* [TASK OBJECTIVE] Write out the entries below once more, exactly.

Extracts from a graphics dataset
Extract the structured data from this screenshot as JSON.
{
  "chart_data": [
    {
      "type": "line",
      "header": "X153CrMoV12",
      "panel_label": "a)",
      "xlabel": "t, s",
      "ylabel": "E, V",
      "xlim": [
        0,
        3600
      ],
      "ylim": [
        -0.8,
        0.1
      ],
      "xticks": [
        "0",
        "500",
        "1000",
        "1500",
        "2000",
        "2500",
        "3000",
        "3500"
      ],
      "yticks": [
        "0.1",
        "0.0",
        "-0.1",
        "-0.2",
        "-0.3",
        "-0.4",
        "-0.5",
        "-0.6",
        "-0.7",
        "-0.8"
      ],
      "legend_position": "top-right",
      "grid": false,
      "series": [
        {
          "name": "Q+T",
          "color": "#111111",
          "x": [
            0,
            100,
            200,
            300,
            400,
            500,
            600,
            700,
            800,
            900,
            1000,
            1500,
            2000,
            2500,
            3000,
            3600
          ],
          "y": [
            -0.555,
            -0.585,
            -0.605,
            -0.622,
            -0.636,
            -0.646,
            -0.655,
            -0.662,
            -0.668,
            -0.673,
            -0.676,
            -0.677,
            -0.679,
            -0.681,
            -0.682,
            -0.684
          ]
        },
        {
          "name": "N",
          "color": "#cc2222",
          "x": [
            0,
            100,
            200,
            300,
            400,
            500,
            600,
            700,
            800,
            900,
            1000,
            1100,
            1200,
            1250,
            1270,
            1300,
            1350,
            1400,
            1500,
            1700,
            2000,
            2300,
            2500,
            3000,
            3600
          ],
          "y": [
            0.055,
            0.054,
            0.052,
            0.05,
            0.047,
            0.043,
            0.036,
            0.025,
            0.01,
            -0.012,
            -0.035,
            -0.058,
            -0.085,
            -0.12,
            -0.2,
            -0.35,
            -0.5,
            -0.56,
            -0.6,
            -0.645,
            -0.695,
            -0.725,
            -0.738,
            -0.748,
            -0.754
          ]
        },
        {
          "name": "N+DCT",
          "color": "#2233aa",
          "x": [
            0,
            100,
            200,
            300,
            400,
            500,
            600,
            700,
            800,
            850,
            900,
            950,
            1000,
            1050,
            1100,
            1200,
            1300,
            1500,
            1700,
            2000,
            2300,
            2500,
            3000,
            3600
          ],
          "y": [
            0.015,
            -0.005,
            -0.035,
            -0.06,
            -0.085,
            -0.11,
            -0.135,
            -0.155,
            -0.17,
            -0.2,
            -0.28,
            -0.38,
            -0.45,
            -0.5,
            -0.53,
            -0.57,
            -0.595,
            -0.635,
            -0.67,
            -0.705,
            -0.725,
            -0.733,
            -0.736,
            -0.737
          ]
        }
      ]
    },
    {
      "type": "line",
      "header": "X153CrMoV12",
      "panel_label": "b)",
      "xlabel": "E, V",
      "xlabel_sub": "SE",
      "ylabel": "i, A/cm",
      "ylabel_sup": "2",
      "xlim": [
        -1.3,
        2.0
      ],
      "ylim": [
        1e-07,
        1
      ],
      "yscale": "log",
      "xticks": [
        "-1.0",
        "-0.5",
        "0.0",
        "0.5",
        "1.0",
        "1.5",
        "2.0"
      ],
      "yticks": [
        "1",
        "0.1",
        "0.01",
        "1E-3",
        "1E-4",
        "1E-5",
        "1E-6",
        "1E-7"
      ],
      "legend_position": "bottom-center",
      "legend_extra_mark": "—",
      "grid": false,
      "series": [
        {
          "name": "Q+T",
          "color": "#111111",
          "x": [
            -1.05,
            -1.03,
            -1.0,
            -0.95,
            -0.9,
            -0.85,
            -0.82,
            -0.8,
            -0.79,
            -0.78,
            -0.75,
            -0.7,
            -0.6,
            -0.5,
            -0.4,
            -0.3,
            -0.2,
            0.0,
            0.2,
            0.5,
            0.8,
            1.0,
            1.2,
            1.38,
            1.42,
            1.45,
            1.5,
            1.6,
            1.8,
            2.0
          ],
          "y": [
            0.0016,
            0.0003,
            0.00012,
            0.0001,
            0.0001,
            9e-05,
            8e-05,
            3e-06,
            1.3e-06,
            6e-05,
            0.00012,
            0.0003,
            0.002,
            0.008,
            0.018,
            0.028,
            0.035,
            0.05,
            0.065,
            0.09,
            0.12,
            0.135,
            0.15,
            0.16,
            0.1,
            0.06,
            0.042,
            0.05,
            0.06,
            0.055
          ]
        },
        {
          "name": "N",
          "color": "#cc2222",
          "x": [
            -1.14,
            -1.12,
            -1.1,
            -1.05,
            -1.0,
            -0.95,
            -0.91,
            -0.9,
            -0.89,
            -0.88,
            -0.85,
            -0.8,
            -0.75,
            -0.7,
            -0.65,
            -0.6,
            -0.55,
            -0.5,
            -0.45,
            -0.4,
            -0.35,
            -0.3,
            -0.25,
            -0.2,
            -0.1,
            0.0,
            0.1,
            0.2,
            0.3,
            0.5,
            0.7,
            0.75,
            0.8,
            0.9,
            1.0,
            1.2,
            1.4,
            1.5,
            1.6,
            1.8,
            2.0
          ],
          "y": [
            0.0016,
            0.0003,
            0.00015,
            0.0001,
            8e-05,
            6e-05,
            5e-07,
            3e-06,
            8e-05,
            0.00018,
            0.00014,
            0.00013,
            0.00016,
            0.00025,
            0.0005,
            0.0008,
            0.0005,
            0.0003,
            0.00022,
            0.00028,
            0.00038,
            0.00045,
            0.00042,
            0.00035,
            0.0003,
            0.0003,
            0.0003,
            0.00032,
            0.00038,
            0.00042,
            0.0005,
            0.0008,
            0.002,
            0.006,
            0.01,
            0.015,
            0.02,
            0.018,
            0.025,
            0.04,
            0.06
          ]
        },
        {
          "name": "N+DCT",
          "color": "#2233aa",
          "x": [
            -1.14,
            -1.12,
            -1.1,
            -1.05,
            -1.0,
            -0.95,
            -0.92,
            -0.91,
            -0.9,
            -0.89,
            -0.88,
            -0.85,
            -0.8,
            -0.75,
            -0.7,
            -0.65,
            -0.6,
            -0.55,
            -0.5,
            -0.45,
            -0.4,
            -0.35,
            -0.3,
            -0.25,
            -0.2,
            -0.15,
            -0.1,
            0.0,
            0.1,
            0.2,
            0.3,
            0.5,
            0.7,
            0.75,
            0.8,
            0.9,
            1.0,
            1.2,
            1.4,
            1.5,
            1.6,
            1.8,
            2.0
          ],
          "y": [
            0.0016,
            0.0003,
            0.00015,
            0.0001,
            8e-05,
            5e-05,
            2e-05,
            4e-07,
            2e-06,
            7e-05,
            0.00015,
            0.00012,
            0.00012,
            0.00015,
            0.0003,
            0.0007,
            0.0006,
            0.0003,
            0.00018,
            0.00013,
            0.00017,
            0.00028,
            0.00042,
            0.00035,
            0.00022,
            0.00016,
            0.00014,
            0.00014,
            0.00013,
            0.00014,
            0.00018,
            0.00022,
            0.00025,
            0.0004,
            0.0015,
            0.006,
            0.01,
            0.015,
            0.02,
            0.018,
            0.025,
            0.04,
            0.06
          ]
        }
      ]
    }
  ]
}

* [TASK ANSWER]
Extract the structured data from this screenshot as JSON.
{
  "chart_data": [
    {
      "type": "line",
      "header": "X153CrMoV12",
      "panel_label": "a)",
      "xlabel": "t, s",
      "ylabel": "E, V",
      "xlim": [
        0,
        3600
      ],
      "ylim": [
        -0.8,
        0.1
      ],
      "xticks": [
        "0",
        "500",
        "1000",
        "1500",
        "2000",
        "2500",
        "3000",
        "3500"
      ],
      "yticks": [
        "0.1",
        "0.0",
        "-0.1",
        "-0.2",
        "-0.3",
        "-0.4",
        "-0.5",
        "-0.6",
        "-0.7",
        "-0.8"
      ],
      "legend_position": "top-right",
      "grid": false,
      "series": [
        {
          "name": "Q+T",
          "color": "#111111",
          "x": [
            0,
            100,
            200,
            300,
            400,
            500,
            600,
            700,
            800,
            900,
            1000,
            1500,
            2000,
            2500,
            3000,
            3600
          ],
          "y": [
            -0.555,
            -0.585,
            -0.605,
            -0.622,
            -0.636,
            -0.646,
            -0.655,
            -0.662,
            -0.668,
            -0.673,
            -0.676,
            -0.677,
            -0.679,
            -0.681,
            -0.682,
            -0.684
          ]
        },
        {
          "name": "N",
          "color": "#cc2222",
          "x": [
            0,
            100,
            200,
            300,
            400,
            500,
            600,
            700,
            800,
            900,
            1000,
            1100,
            1200,
            1250,
            1270,
            1300,
            1350,
            1400,
            1500,
            1700,
            2000,
            2300,
            2500,
            3000,
            3600
          ],
          "y": [
            0.055,
            0.054,
            0.052,
            0.05,
            0.047,
            0.043,
            0.036,
            0.025,
            0.01,
            -0.012,
            -0.035,
            -0.058,
            -0.085,
            -0.12,
            -0.2,
            -0.35,
            -0.5,
            -0.56,
            -0.6,
            -0.645,
            -0.695,
            -0.725,
            -0.738,
            -0.748,
            -0.754
          ]
        },
        {
          "name": "N+DCT",
          "color": "#2233aa",
          "x": [
            0,
            100,
            200,
            300,
            400,
            500,
            600,
            700,
            800,
            850,
            900,
            950,
            1000,
            1050,
            1100,
            1200,
            1300,
            1500,
            1700,
            2000,
            2300,
            2500,
            3000,
            3600
          ],
          "y": [
            0.015,
            -0.005,
            -0.035,
            -0.06,
            -0.085,
            -0.11,
            -0.135,
            -0.155,
            -0.17,
            -0.2,
            -0.28,
            -0.38,
            -0.45,
            -0.5,
            -0.53,
            -0.57,
            -0.595,
            -0.635,
            -0.67,
            -0.705,
            -0.725,
            -0.733,
            -0.736,
            -0.737
          ]
        }
      ]
    },
    {
      "type": "line",
      "header": "X153CrMoV12",
      "panel_label": "b)",
      "xlabel": "E, V",
      "xlabel_sub": "SE",
      "ylabel": "i, A/cm",
      "ylabel_sup": "2",
      "xlim": [
        -1.3,
        2.0
      ],
      "ylim": [
        1e-07,
        1
      ],
      "yscale": "log",
      "xticks": [
        "-1.0",
        "-0.5",
        "0.0",
        "0.5",
        "1.0",
        "1.5",
        "2.0"
      ],
      "yticks": [
        "1",
        "0.1",
        "0.01",
        "1E-3",
        "1E-4",
        "1E-5",
        "1E-6",
        "1E-7"
      ],
      "legend_position": "bottom-center",
      "legend_extra_mark": "—",
      "grid": false,
      "series": [
        {
          "name": "Q+T",
          "color": "#111111",
          "x": [
            -1.05,
            -1.03,
            -1.0,
            -0.95,
            -0.9,
            -0.85,
            -0.82,
            -0.8,
            -0.79,
            -0.78,
            -0.75,
            -0.7,
            -0.6,
            -0.5,
            -0.4,
            -0.3,
            -0.2,
            0.0,
            0.2,
            0.5,
            0.8,
            1.0,
            1.2,
            1.38,
            1.42,
            1.45,
            1.5,
            1.6,
            1.8,
            2.0
          ],
          "y": [
            0.0016,
            0.0003,
            0.00012,
            0.0001,
            0.0001,
            9e-05,
            8e-05,
            3e-06,
            1.3e-06,
            6e-05,
            0.00012,
            0.0003,
            0.002,
            0.008,
            0.018,
            0.028,
            0.035,
            0.05,
            0.065,
            0.09,
            0.12,
            0.135,
            0.15,
            0.16,
            0.1,
            0.06,
            0.042,
            0.05,
            0.06,
            0.055
          ]
        },
        {
          "name": "N",
          "color": "#cc2222",
          "x": [
            -1.14,
            -1.12,
            -1.1,
            -1.05,
            -1.0,
            -0.95,
            -0.91,
            -0.9,
            -0.89,
            -0.88,
            -0.85,
            -0.8,
            -0.75,
            -0.7,
            -0.65,
            -0.6,
            -0.55,
            -0.5,
            -0.45,
            -0.4,
            -0.35,
            -0.3,
            -0.25,
            -0.2,
            -0.1,
            0.0,
            0.1,
            0.2,
            0.3,
            0.5,
            0.7,
            0.75,
            0.8,
            0.9,
            1.0,
            1.2,
            1.4,
            1.5,
            1.6,
            1.8,
            2.0
          ],
          "y": [
            0.0016,
            0.0003,
            0.00015,
            0.0001,
            8e-05,
            6e-05,
            5e-07,
            3e-06,
            8e-05,
            0.00018,
            0.00014,
            0.00013,
            0.00016,
            0.00025,
            0.0005,
            0.0008,
            0.0005,
            0.0003,
            0.00022,
            0.00028,
            0.00038,
            0.00045,
            0.00042,
            0.00035,
            0.0003,
            0.0003,
            0.0003,
            0.00032,
            0.00038,
            0.00042,
            0.0005,
            0.0008,
            0.002,
            0.006,
            0.01,
            0.015,
            0.02,
            0.018,
            0.025,
            0.04,
            0.06
          ]
        },
        {
          "name": "N+DCT",
          "color": "#2233aa",
          "x": [
            -1.14,
            -1.12,
            -1.1,
            -1.05,
            -1.0,
            -0.95,
            -0.92,
            -0.91,
            -0.9,
            -0.89,
            -0.88,
            -0.85,
            -0.8,
            -0.75,
            -0.7,
            -0.65,
            -0.6,
            -0.55,
            -0.5,
            -0.45,
            -0.4,
            -0.35,
            -0.3,
            -0.25,
            -0.2,
            -0.15,
            -0.1,
            0.0,
            0.1,
            0.2,
            0.3,
            0.5,
            0.7,
            0.75,
            0.8,
            0.9,
            1.0,
            1.2,
            1.4,
            1.5,
            1.6,
            1.8,
            2.0
          ],
          "y": [
            0.0016,
            0.0003,
            0.00015,
            0.0001,
            8e-05,
            5e-05,
            2e-05,
            4e-07,
            2e-06,
            7e-05,
            0.00015,
            0.00012,
            0.00012,
            0.00015,
            0.0003,
            0.0007,
            0.0006,
            0.0003,
            0.00018,
            0.00013,
            0.00017,
            0.00028,
            0.00042,
            0.00035,
            0.00022,
            0.00016,
            0.00014,
            0.00014,
            0.00013,
            0.00014,
            0.00018,
            0.00022,
            0.00025,
            0.0004,
            0.0015,
            0.006,
            0.01,
            0.015,
            0.02,
            0.018,
            0.025,
            0.04,
            0.06
          ]
        }
      ]
    }
  ]
}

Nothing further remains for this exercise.